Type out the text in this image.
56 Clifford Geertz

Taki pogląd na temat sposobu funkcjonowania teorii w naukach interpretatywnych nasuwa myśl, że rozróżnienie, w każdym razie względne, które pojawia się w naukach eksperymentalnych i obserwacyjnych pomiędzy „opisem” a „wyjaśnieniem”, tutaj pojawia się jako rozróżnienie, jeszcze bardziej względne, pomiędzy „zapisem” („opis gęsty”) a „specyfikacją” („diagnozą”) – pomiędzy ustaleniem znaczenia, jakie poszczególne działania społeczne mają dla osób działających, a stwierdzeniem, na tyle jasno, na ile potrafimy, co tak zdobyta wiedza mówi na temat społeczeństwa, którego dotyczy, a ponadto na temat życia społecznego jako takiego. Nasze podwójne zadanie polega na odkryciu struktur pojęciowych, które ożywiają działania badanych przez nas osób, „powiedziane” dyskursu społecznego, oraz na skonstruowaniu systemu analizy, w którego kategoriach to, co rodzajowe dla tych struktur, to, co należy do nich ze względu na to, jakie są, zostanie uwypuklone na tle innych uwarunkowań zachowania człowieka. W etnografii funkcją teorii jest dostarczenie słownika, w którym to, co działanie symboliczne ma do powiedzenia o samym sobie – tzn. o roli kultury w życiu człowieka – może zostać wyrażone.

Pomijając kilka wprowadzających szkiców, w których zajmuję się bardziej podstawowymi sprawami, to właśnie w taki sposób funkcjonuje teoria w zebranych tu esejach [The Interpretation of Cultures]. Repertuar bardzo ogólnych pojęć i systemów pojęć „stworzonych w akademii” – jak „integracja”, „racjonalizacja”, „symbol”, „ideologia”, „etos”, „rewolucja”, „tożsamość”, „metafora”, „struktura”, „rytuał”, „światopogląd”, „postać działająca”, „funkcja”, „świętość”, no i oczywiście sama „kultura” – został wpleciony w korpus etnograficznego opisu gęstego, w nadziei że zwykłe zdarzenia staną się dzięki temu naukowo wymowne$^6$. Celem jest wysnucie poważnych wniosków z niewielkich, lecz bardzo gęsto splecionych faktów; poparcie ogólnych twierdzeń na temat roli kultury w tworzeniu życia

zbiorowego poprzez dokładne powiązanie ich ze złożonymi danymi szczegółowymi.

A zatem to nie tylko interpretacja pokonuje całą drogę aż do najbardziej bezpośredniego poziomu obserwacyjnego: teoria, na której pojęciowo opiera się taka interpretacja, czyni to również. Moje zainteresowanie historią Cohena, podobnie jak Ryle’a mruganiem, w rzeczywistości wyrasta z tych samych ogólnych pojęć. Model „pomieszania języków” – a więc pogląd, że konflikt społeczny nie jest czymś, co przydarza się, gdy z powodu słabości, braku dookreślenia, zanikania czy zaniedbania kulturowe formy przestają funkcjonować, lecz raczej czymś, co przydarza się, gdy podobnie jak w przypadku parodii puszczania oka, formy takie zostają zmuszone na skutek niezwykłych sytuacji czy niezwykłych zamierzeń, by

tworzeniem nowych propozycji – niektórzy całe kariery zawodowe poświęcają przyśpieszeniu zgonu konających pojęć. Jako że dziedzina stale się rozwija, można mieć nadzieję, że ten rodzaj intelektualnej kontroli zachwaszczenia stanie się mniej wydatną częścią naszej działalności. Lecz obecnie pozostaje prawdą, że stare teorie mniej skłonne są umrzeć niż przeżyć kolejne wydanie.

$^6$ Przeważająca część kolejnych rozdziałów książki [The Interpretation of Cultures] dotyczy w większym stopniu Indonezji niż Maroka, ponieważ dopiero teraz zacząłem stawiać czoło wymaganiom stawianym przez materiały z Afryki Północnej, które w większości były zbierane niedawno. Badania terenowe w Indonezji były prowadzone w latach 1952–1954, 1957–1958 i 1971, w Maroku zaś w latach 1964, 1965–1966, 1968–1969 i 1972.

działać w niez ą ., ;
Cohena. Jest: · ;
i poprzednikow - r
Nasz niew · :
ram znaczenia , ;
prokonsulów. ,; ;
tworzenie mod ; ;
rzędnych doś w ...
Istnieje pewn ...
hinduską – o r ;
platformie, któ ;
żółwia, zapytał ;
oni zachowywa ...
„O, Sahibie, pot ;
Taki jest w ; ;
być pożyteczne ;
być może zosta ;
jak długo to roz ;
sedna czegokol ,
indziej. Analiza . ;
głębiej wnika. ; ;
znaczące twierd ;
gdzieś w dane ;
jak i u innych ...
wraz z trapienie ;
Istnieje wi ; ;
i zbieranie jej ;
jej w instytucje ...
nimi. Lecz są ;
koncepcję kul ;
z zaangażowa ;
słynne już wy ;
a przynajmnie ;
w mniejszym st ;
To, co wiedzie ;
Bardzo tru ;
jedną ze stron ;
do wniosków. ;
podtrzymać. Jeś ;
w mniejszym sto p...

○ ○ ○ ○ ○ ○ ○

REQUEST:
Exactly as written above, please repeat the entries.

CORRECT RESPONSE:
Type out the text in this image.
56 Clifford Geertz

Taki pogląd na temat sposobu funkcjonowania teorii w naukach interpretatywnych nasuwa myśl, że rozróżnienie, w każdym razie względne, które pojawia się w naukach eksperymentalnych i obserwacyjnych pomiędzy „opisem” a „wyjaśnieniem”, tutaj pojawia się jako rozróżnienie, jeszcze bardziej względne, pomiędzy „zapisem” („opis gęsty”) a „specyfikacją” („diagnozą”) – pomiędzy ustaleniem znaczenia, jakie poszczególne działania społeczne mają dla osób działających, a stwierdzeniem, na tyle jasno, na ile potrafimy, co tak zdobyta wiedza mówi na temat społeczeństwa, którego dotyczy, a ponadto na temat życia społecznego jako takiego. Nasze podwójne zadanie polega na odkryciu struktur pojęciowych, które ożywiają działania badanych przez nas osób, „powiedziane” dyskursu społecznego, oraz na skonstruowaniu systemu analizy, w którego kategoriach to, co rodzajowe dla tych struktur, to, co należy do nich ze względu na to, jakie są, zostanie uwypuklone na tle innych uwarunkowań zachowania człowieka. W etnografii funkcją teorii jest dostarczenie słownika, w którym to, co działanie symboliczne ma do powiedzenia o samym sobie – tzn. o roli kultury w życiu człowieka – może zostać wyrażone.

Pomijając kilka wprowadzających szkiców, w których zajmuję się bardziej podstawowymi sprawami, to właśnie w taki sposób funkcjonuje teoria w zebranych tu esejach [The Interpretation of Cultures]. Repertuar bardzo ogólnych pojęć i systemów pojęć „stworzonych w akademii” – jak „integracja”, „racjonalizacja”, „symbol”, „ideologia”, „etos”, „rewolucja”, „tożsamość”, „metafora”, „struktura”, „rytuał”, „światopogląd”, „postać działająca”, „funkcja”, „świętość”, no i oczywiście sama „kultura” – został wpleciony w korpus etnograficznego opisu gęstego, w nadziei że zwykłe zdarzenia staną się dzięki temu naukowo wymowne$^6$. Celem jest wysnucie poważnych wniosków z niewielkich, lecz bardzo gęsto splecionych faktów; poparcie ogólnych twierdzeń na temat roli kultury w tworzeniu życia

zbiorowego poprzez dokładne powiązanie ich ze złożonymi danymi szczegółowymi.

A zatem to nie tylko interpretacja pokonuje całą drogę aż do najbardziej bezpośredniego poziomu obserwacyjnego: teoria, na której pojęciowo opiera się taka interpretacja, czyni to również. Moje zainteresowanie historią Cohena, podobnie jak Ryle’a mruganiem, w rzeczywistości wyrasta z tych samych ogólnych pojęć. Model „pomieszania języków” – a więc pogląd, że konflikt społeczny nie jest czymś, co przydarza się, gdy z powodu słabości, braku dookreślenia, zanikania czy zaniedbania kulturowe formy przestają funkcjonować, lecz raczej czymś, co przydarza się, gdy podobnie jak w przypadku parodii puszczania oka, formy takie zostają zmuszone na skutek niezwykłych sytuacji czy niezwykłych zamierzeń, by

tworzeniem nowych propozycji – niektórzy całe kariery zawodowe poświęcają przyśpieszeniu zgonu konających pojęć. Jako że dziedzina stale się rozwija, można mieć nadzieję, że ten rodzaj intelektualnej kontroli zachwaszczenia stanie się mniej wydatną częścią naszej działalności. Lecz obecnie pozostaje prawdą, że stare teorie mniej skłonne są umrzeć niż przeżyć kolejne wydanie.

$^6$ Przeważająca część kolejnych rozdziałów książki [The Interpretation of Cultures] dotyczy w większym stopniu Indonezji niż Maroka, ponieważ dopiero teraz zacząłem stawiać czoło wymaganiom stawianym przez materiały z Afryki Północnej, które w większości były zbierane niedawno. Badania terenowe w Indonezji były prowadzone w latach 1952–1954, 1957–1958 i 1971, w Maroku zaś w latach 1964, 1965–1966, 1968–1969 i 1972.

działać w niez ą ., ;
Cohena. Jest: · ;
i poprzednikow - r
Nasz niew · :
ram znaczenia , ;
prokonsulów. ,; ;
tworzenie mod ; ;
rzędnych doś w ...
Istnieje pewn ...
hinduską – o r ;
platformie, któ ;
żółwia, zapytał ;
oni zachowywa ...
„O, Sahibie, pot ;
Taki jest w ; ;
być pożyteczne ;
być może zosta ;
jak długo to roz ;
sedna czegokol ,
indziej. Analiza . ;
głębiej wnika. ; ;
znaczące twierd ;
gdzieś w dane ;
jak i u innych ...
wraz z trapienie ;
Istnieje wi ; ;
i zbieranie jej ;
jej w instytucje ...
nimi. Lecz są ;
koncepcję kul ;
z zaangażowa ;
słynne już wy ;
a przynajmnie ;
w mniejszym st ;
To, co wiedzie ;
Bardzo tru ;
jedną ze stron ;
do wniosków. ;
podtrzymać. Jeś ;
w mniejszym sto p...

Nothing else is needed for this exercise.